Extracts from a graphics dataset:
------------------------------------
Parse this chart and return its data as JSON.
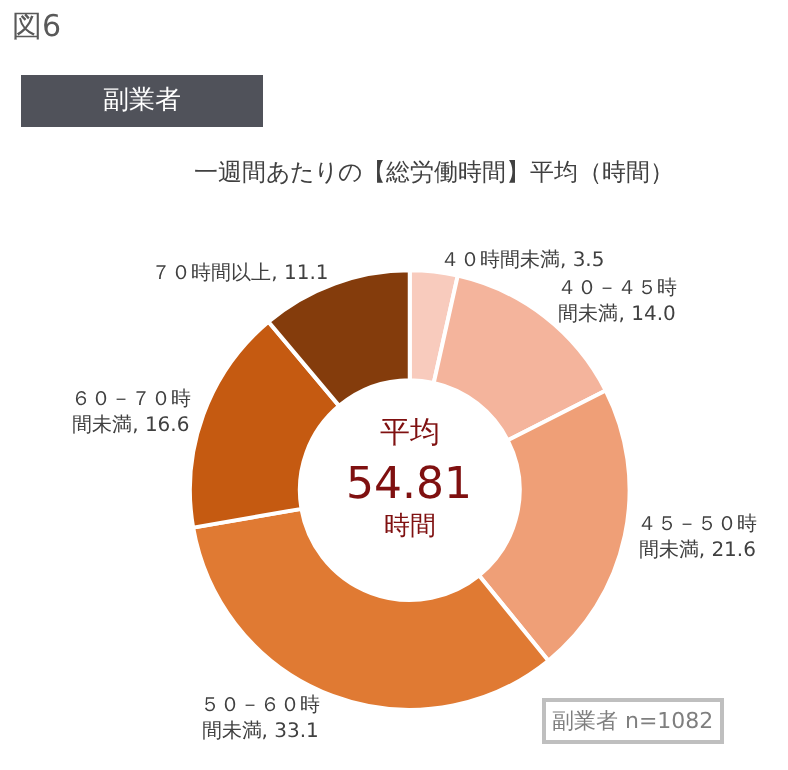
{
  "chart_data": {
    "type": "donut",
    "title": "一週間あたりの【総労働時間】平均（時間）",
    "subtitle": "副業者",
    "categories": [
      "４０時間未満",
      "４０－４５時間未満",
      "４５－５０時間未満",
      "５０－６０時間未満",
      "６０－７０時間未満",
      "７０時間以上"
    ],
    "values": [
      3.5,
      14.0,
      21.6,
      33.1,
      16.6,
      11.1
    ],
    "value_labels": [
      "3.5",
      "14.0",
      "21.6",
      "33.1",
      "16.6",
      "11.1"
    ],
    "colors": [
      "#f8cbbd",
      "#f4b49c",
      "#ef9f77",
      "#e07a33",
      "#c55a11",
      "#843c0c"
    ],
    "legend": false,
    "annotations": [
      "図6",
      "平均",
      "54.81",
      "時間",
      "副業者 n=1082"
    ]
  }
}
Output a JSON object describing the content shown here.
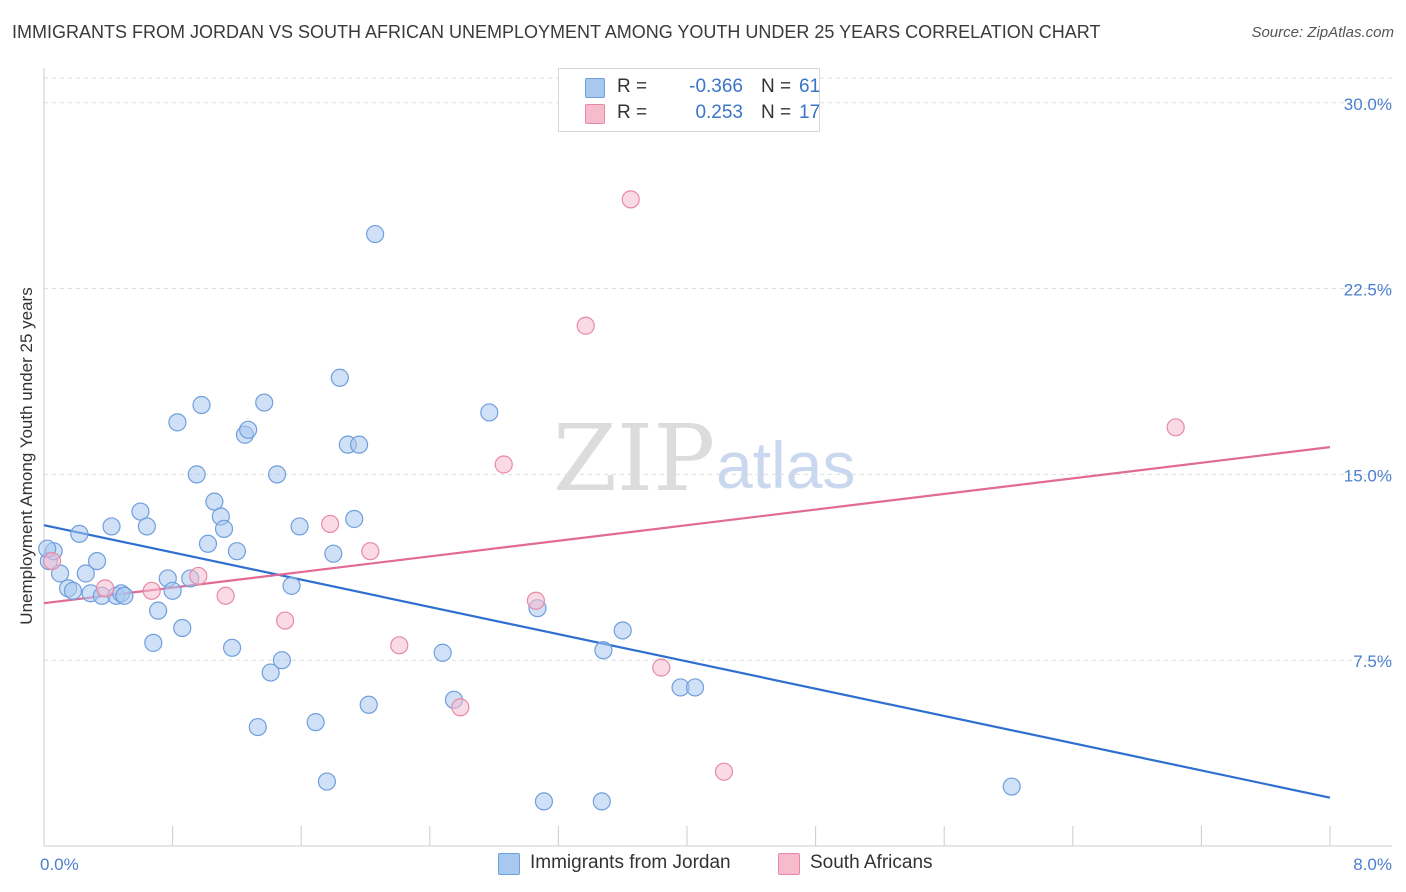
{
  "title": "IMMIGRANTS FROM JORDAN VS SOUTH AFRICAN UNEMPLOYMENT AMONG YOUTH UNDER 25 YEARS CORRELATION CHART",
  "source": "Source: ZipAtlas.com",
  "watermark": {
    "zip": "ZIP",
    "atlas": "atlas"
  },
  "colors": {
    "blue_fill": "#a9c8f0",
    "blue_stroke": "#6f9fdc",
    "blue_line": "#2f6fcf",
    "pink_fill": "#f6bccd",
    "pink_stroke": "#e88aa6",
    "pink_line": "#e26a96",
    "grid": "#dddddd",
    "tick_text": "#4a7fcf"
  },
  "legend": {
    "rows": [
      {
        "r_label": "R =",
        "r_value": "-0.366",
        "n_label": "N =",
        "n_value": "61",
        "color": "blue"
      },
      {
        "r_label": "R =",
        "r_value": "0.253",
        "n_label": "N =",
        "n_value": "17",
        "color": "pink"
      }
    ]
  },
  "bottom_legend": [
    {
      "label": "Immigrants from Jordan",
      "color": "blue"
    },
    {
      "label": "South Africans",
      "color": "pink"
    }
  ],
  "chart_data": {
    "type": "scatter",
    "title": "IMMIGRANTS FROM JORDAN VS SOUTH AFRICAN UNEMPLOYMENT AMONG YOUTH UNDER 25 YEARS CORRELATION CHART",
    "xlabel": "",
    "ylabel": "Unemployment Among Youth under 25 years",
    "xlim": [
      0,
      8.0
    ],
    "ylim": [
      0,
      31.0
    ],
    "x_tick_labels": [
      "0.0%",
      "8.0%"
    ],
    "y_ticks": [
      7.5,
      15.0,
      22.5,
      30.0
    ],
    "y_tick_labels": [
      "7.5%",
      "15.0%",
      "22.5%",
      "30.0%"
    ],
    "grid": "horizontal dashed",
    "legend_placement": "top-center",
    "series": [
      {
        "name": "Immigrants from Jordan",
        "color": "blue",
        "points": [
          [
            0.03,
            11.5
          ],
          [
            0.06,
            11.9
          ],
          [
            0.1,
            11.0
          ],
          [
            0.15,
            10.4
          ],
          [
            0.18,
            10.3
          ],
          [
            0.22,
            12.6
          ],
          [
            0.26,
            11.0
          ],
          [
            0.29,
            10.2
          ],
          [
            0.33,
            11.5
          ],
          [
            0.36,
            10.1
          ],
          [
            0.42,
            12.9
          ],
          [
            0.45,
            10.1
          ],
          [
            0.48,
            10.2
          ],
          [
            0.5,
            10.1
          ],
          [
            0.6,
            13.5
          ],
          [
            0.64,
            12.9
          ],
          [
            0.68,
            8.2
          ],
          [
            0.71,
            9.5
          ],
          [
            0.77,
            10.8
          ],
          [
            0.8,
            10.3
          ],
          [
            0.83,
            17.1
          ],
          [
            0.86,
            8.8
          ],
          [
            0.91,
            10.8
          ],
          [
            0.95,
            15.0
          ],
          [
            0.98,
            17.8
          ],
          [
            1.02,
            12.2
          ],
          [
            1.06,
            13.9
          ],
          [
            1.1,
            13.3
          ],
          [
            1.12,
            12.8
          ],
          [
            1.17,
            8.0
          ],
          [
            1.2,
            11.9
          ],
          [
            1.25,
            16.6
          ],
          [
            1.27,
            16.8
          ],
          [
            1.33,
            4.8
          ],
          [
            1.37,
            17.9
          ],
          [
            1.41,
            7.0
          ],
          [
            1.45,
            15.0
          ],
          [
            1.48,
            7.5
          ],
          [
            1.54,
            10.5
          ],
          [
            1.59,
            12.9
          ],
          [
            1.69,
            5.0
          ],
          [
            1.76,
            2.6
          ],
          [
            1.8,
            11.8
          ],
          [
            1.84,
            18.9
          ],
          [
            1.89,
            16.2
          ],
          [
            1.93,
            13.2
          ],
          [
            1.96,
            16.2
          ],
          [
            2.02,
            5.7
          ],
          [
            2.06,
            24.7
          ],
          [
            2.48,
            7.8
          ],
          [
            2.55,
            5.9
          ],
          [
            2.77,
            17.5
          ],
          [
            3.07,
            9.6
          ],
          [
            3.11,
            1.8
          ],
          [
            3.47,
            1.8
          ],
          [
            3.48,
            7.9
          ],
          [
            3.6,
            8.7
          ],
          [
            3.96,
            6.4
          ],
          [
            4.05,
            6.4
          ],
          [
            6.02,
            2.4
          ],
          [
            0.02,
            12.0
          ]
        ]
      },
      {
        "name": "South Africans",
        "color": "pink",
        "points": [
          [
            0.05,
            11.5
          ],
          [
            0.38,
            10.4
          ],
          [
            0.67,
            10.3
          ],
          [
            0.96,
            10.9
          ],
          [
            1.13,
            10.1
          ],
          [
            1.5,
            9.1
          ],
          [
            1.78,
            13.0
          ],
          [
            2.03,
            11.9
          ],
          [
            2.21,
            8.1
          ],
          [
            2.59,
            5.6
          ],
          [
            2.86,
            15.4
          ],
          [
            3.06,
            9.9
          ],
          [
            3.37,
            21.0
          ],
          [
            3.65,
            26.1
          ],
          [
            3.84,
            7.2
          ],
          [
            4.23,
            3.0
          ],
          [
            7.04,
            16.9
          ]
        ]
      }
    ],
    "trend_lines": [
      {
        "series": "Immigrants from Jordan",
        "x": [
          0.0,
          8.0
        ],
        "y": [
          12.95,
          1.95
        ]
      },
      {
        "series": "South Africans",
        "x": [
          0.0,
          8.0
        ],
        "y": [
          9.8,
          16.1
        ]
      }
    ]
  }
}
------------------------------------
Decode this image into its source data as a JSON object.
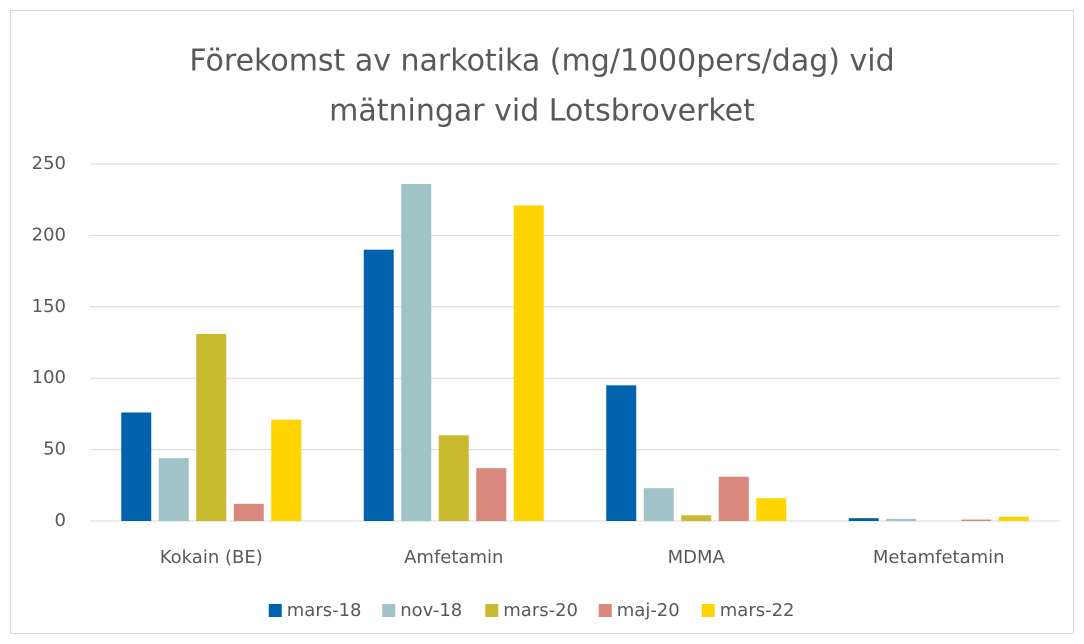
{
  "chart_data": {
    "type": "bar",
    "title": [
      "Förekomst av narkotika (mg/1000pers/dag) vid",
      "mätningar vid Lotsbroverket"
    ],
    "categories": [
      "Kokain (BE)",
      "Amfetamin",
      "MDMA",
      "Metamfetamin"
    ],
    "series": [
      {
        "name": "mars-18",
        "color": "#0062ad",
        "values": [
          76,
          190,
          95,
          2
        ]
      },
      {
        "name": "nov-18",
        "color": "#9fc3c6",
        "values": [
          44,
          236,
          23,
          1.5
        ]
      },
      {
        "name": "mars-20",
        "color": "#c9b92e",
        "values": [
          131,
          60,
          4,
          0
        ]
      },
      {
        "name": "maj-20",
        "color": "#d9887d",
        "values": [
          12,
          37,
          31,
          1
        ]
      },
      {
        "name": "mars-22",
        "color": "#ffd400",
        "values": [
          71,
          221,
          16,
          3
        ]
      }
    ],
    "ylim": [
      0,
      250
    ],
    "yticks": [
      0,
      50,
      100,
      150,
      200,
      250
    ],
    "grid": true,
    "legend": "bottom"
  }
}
------------------------------------
WRITTEN INSTRUCTION.
Return nothing except the number of lines that include the string "CORRELATION".

SOLUTION TO THIS PROBLEM.
2